[Records from a collection]
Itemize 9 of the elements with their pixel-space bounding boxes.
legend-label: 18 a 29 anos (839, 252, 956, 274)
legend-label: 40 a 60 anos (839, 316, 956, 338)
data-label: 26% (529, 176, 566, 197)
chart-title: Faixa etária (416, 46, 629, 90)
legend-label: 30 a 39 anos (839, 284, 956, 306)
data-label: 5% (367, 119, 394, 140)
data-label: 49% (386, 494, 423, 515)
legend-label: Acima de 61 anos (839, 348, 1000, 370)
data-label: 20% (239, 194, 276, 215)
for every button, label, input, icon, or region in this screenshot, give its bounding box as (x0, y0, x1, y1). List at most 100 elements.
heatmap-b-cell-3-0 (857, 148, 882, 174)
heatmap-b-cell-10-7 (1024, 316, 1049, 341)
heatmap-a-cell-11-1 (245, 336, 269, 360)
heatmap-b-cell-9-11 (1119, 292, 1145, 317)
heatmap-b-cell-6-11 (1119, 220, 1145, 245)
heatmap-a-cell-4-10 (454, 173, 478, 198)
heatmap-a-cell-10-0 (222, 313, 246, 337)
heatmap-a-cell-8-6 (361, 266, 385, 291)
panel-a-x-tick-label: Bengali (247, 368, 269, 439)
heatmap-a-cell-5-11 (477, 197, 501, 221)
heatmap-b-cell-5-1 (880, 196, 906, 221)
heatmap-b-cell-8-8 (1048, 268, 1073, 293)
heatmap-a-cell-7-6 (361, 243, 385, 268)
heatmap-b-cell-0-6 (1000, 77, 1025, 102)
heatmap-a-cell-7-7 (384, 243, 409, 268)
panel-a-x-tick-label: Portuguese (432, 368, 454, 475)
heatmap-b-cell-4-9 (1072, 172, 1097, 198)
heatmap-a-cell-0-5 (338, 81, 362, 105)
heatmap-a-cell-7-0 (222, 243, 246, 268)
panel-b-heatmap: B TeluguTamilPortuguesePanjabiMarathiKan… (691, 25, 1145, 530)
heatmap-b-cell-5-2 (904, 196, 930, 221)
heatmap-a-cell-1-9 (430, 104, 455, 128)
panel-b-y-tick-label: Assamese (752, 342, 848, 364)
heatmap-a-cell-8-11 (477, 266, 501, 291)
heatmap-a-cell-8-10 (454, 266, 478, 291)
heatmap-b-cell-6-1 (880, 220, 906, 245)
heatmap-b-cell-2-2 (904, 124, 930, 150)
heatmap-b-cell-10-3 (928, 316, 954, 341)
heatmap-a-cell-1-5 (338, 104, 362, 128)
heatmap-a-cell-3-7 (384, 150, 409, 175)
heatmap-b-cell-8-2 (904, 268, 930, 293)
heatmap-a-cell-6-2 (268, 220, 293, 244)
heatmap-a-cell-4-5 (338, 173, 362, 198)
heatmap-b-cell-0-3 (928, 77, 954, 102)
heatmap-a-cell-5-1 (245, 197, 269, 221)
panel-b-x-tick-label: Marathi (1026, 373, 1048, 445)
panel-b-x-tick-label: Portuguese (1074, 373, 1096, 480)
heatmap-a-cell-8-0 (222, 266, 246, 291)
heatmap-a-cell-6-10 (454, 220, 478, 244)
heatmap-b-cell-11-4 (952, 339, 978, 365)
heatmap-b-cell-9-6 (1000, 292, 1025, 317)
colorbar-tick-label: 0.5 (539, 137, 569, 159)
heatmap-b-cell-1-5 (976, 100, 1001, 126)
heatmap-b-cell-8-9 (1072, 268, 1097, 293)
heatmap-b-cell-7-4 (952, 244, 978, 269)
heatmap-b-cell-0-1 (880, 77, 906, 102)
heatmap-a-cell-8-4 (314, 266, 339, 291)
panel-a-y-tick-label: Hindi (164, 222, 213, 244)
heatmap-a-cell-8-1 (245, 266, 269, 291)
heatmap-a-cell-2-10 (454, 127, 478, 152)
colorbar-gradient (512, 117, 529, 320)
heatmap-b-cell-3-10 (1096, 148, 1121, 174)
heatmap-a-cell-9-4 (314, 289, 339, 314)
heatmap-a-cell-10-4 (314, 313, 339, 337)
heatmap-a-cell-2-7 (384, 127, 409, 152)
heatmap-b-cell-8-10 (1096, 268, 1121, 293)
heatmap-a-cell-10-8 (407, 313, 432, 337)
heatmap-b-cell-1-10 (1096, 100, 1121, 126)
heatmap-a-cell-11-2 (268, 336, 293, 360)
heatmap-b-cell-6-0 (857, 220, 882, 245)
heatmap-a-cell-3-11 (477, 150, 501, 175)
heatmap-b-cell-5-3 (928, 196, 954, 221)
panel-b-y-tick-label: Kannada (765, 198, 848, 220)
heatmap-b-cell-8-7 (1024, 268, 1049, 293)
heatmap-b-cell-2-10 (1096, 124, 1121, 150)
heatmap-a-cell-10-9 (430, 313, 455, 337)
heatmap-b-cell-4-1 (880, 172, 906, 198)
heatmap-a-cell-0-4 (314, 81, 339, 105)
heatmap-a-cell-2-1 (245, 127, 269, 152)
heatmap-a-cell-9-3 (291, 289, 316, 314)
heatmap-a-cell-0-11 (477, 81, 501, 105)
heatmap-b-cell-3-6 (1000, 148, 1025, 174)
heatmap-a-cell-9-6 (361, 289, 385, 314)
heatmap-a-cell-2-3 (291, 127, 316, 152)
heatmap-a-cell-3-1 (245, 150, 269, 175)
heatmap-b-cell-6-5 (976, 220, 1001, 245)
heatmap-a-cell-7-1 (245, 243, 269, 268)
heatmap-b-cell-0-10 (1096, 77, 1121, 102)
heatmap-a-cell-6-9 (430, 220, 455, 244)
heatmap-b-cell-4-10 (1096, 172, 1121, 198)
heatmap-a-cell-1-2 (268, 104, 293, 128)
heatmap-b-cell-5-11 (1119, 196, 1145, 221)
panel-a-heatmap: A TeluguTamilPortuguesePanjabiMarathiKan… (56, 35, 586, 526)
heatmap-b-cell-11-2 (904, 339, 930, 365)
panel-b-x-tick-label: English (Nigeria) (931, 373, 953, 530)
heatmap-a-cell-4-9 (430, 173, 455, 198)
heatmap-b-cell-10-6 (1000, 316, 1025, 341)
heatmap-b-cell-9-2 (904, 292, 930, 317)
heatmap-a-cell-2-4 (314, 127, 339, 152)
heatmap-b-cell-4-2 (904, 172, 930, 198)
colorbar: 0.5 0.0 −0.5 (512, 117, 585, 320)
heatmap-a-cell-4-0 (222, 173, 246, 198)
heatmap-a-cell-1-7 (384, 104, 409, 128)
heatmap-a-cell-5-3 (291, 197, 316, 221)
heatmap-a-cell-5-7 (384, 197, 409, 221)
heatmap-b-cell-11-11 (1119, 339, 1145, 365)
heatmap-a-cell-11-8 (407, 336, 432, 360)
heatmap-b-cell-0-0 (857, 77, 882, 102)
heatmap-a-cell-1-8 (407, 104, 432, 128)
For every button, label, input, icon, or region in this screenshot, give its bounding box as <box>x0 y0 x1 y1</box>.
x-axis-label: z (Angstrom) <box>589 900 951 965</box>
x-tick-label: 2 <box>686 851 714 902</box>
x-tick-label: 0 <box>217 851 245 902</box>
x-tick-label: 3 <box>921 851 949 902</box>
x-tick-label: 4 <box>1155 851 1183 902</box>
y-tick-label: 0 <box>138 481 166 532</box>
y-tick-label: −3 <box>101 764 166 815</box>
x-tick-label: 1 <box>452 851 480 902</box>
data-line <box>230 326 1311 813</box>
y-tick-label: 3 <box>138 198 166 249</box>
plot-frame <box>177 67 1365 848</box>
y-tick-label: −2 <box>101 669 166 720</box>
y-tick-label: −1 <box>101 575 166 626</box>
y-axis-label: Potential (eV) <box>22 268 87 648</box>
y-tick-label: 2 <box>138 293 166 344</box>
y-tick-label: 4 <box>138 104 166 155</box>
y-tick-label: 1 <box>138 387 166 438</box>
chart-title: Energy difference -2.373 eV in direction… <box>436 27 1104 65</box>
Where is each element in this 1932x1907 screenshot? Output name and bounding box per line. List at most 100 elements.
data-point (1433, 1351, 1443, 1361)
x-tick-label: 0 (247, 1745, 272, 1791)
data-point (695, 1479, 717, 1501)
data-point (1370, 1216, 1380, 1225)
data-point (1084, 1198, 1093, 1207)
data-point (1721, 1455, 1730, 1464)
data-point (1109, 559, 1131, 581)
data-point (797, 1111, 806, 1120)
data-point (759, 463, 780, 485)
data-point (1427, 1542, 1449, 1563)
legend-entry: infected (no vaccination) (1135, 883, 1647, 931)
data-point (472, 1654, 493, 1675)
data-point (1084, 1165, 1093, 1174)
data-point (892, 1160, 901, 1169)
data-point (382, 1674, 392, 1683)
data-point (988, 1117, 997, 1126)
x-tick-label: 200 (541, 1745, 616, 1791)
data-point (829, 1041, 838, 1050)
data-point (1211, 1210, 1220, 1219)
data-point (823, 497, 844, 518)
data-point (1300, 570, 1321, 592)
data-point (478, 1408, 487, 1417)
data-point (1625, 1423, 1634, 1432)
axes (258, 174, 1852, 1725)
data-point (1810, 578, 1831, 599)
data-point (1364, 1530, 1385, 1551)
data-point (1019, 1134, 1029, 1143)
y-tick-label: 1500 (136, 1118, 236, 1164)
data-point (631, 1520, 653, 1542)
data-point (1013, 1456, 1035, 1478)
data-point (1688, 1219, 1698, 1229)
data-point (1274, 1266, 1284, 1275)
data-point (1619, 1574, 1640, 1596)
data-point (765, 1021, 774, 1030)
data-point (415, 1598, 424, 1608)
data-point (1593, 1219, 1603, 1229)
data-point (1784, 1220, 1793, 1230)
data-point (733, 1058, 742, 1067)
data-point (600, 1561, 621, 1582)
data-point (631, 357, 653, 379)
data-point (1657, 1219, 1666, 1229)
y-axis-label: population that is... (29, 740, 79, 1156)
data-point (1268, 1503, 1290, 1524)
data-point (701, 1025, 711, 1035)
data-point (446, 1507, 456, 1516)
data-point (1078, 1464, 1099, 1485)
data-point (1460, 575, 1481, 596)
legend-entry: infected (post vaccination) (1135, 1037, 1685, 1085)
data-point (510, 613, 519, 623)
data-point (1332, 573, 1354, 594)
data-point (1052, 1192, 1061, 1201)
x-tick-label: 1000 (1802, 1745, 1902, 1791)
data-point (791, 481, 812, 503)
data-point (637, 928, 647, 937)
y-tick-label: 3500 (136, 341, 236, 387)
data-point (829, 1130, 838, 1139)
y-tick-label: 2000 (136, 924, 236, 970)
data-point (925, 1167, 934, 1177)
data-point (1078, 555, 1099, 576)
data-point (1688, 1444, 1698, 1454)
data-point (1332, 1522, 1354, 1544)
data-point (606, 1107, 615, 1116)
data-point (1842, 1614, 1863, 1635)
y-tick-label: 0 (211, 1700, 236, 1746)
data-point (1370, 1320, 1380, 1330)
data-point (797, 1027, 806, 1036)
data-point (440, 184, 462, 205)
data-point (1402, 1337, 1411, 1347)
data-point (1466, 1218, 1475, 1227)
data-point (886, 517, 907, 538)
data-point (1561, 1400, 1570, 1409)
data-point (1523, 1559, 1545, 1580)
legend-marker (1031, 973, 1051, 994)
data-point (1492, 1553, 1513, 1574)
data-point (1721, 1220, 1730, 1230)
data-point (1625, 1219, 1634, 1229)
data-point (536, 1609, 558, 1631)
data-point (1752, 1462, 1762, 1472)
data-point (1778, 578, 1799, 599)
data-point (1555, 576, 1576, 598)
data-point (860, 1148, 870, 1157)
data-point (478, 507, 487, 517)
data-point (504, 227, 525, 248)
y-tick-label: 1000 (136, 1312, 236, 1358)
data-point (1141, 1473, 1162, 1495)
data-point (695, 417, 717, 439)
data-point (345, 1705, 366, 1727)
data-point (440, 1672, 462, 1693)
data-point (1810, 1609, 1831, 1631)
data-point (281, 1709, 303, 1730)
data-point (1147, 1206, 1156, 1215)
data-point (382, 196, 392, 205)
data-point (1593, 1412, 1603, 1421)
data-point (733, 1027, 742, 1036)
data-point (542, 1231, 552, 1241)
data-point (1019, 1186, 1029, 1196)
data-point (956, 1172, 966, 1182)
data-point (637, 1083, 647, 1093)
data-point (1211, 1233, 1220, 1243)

Aim of the task: Edit the records from their beginning through the line containing "data-label: 5% (367, 119, 394, 140)", replacing "anos" with "years" and leaving everything else unchanged.

Answer to this problem:
Itemize 9 of the elements with their pixel-space bounding boxes.
legend-label: 18 a 29 years (839, 252, 956, 274)
legend-label: 40 a 60 years (839, 316, 956, 338)
data-label: 26% (529, 176, 566, 197)
chart-title: Faixa etária (416, 46, 629, 90)
legend-label: 30 a 39 years (839, 284, 956, 306)
data-label: 5% (367, 119, 394, 140)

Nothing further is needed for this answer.